═══ Record set ═══
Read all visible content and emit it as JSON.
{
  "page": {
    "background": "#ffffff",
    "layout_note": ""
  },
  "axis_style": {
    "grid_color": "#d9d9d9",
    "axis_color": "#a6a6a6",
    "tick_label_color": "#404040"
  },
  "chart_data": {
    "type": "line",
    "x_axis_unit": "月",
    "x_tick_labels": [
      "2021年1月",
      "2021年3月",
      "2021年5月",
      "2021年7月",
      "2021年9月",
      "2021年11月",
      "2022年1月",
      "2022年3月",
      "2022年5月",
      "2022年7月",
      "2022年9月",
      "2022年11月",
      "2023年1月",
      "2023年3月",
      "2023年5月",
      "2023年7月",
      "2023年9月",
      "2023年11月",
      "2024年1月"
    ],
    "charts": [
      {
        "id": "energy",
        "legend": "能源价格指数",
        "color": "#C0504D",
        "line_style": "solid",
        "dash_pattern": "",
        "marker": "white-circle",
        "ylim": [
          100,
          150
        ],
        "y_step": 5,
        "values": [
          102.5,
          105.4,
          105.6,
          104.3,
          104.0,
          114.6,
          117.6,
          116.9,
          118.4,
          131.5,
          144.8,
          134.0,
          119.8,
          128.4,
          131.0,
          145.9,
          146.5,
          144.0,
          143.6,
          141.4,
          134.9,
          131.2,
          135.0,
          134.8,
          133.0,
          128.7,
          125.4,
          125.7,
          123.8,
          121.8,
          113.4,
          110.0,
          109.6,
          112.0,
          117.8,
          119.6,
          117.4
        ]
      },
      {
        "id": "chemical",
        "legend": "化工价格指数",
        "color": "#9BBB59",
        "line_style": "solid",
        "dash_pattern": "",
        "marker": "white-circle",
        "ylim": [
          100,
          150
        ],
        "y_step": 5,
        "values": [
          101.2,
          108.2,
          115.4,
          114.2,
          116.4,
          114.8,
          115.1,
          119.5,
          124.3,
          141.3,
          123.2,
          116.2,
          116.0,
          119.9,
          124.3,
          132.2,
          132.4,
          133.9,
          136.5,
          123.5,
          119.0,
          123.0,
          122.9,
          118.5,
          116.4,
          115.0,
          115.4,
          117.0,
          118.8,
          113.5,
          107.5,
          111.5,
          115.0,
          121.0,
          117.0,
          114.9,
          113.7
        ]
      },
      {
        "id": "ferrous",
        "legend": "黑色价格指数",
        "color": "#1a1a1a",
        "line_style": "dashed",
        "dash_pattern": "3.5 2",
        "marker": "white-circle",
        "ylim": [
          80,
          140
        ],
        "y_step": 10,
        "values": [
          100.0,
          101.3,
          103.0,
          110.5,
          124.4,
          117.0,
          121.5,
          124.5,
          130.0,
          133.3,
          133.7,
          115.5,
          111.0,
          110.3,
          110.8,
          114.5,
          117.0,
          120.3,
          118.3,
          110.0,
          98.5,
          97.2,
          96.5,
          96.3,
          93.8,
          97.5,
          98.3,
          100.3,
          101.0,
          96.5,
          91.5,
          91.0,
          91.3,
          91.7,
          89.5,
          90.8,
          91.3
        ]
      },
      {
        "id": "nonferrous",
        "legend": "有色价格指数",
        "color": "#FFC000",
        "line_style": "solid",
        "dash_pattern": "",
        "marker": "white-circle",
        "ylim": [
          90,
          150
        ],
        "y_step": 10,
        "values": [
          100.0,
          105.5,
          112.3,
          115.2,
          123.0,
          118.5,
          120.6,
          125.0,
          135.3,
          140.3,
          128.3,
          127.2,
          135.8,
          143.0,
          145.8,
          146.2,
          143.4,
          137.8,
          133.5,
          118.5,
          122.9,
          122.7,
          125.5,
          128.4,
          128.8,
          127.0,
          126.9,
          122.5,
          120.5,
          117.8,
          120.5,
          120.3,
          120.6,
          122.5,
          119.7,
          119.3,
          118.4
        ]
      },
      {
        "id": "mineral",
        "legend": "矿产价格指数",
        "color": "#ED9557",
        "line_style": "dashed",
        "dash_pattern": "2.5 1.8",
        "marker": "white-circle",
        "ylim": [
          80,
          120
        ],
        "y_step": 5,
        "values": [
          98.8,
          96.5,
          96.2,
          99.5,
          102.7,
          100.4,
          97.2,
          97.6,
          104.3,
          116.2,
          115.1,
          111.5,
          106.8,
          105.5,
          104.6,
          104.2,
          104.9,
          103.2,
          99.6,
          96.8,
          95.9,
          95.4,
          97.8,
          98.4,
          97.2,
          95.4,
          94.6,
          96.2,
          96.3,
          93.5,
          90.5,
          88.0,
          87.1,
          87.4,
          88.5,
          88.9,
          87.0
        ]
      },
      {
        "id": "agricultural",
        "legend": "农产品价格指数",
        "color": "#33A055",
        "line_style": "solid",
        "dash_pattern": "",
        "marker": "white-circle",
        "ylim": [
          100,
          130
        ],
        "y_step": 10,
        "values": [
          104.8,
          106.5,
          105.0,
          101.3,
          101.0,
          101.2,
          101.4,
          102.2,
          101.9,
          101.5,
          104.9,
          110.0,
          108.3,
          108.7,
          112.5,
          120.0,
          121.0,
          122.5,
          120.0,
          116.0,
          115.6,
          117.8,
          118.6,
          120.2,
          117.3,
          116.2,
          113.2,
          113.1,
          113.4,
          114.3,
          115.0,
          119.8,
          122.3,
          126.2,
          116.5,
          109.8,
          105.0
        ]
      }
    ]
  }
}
═══
■ **Set task**
Your task is to transcribe the listing above in full, exactly as given.

■ **Complete output**
Read all visible content and emit it as JSON.
{
  "page": {
    "background": "#ffffff",
    "layout_note": ""
  },
  "axis_style": {
    "grid_color": "#d9d9d9",
    "axis_color": "#a6a6a6",
    "tick_label_color": "#404040"
  },
  "chart_data": {
    "type": "line",
    "x_axis_unit": "月",
    "x_tick_labels": [
      "2021年1月",
      "2021年3月",
      "2021年5月",
      "2021年7月",
      "2021年9月",
      "2021年11月",
      "2022年1月",
      "2022年3月",
      "2022年5月",
      "2022年7月",
      "2022年9月",
      "2022年11月",
      "2023年1月",
      "2023年3月",
      "2023年5月",
      "2023年7月",
      "2023年9月",
      "2023年11月",
      "2024年1月"
    ],
    "charts": [
      {
        "id": "energy",
        "legend": "能源价格指数",
        "color": "#C0504D",
        "line_style": "solid",
        "dash_pattern": "",
        "marker": "white-circle",
        "ylim": [
          100,
          150
        ],
        "y_step": 5,
        "values": [
          102.5,
          105.4,
          105.6,
          104.3,
          104.0,
          114.6,
          117.6,
          116.9,
          118.4,
          131.5,
          144.8,
          134.0,
          119.8,
          128.4,
          131.0,
          145.9,
          146.5,
          144.0,
          143.6,
          141.4,
          134.9,
          131.2,
          135.0,
          134.8,
          133.0,
          128.7,
          125.4,
          125.7,
          123.8,
          121.8,
          113.4,
          110.0,
          109.6,
          112.0,
          117.8,
          119.6,
          117.4
        ]
      },
      {
        "id": "chemical",
        "legend": "化工价格指数",
        "color": "#9BBB59",
        "line_style": "solid",
        "dash_pattern": "",
        "marker": "white-circle",
        "ylim": [
          100,
          150
        ],
        "y_step": 5,
        "values": [
          101.2,
          108.2,
          115.4,
          114.2,
          116.4,
          114.8,
          115.1,
          119.5,
          124.3,
          141.3,
          123.2,
          116.2,
          116.0,
          119.9,
          124.3,
          132.2,
          132.4,
          133.9,
          136.5,
          123.5,
          119.0,
          123.0,
          122.9,
          118.5,
          116.4,
          115.0,
          115.4,
          117.0,
          118.8,
          113.5,
          107.5,
          111.5,
          115.0,
          121.0,
          117.0,
          114.9,
          113.7
        ]
      },
      {
        "id": "ferrous",
        "legend": "黑色价格指数",
        "color": "#1a1a1a",
        "line_style": "dashed",
        "dash_pattern": "3.5 2",
        "marker": "white-circle",
        "ylim": [
          80,
          140
        ],
        "y_step": 10,
        "values": [
          100.0,
          101.3,
          103.0,
          110.5,
          124.4,
          117.0,
          121.5,
          124.5,
          130.0,
          133.3,
          133.7,
          115.5,
          111.0,
          110.3,
          110.8,
          114.5,
          117.0,
          120.3,
          118.3,
          110.0,
          98.5,
          97.2,
          96.5,
          96.3,
          93.8,
          97.5,
          98.3,
          100.3,
          101.0,
          96.5,
          91.5,
          91.0,
          91.3,
          91.7,
          89.5,
          90.8,
          91.3
        ]
      },
      {
        "id": "nonferrous",
        "legend": "有色价格指数",
        "color": "#FFC000",
        "line_style": "solid",
        "dash_pattern": "",
        "marker": "white-circle",
        "ylim": [
          90,
          150
        ],
        "y_step": 10,
        "values": [
          100.0,
          105.5,
          112.3,
          115.2,
          123.0,
          118.5,
          120.6,
          125.0,
          135.3,
          140.3,
          128.3,
          127.2,
          135.8,
          143.0,
          145.8,
          146.2,
          143.4,
          137.8,
          133.5,
          118.5,
          122.9,
          122.7,
          125.5,
          128.4,
          128.8,
          127.0,
          126.9,
          122.5,
          120.5,
          117.8,
          120.5,
          120.3,
          120.6,
          122.5,
          119.7,
          119.3,
          118.4
        ]
      },
      {
        "id": "mineral",
        "legend": "矿产价格指数",
        "color": "#ED9557",
        "line_style": "dashed",
        "dash_pattern": "2.5 1.8",
        "marker": "white-circle",
        "ylim": [
          80,
          120
        ],
        "y_step": 5,
        "values": [
          98.8,
          96.5,
          96.2,
          99.5,
          102.7,
          100.4,
          97.2,
          97.6,
          104.3,
          116.2,
          115.1,
          111.5,
          106.8,
          105.5,
          104.6,
          104.2,
          104.9,
          103.2,
          99.6,
          96.8,
          95.9,
          95.4,
          97.8,
          98.4,
          97.2,
          95.4,
          94.6,
          96.2,
          96.3,
          93.5,
          90.5,
          88.0,
          87.1,
          87.4,
          88.5,
          88.9,
          87.0
        ]
      },
      {
        "id": "agricultural",
        "legend": "农产品价格指数",
        "color": "#33A055",
        "line_style": "solid",
        "dash_pattern": "",
        "marker": "white-circle",
        "ylim": [
          100,
          130
        ],
        "y_step": 10,
        "values": [
          104.8,
          106.5,
          105.0,
          101.3,
          101.0,
          101.2,
          101.4,
          102.2,
          101.9,
          101.5,
          104.9,
          110.0,
          108.3,
          108.7,
          112.5,
          120.0,
          121.0,
          122.5,
          120.0,
          116.0,
          115.6,
          117.8,
          118.6,
          120.2,
          117.3,
          116.2,
          113.2,
          113.1,
          113.4,
          114.3,
          115.0,
          119.8,
          122.3,
          126.2,
          116.5,
          109.8,
          105.0
        ]
      }
    ]
  }
}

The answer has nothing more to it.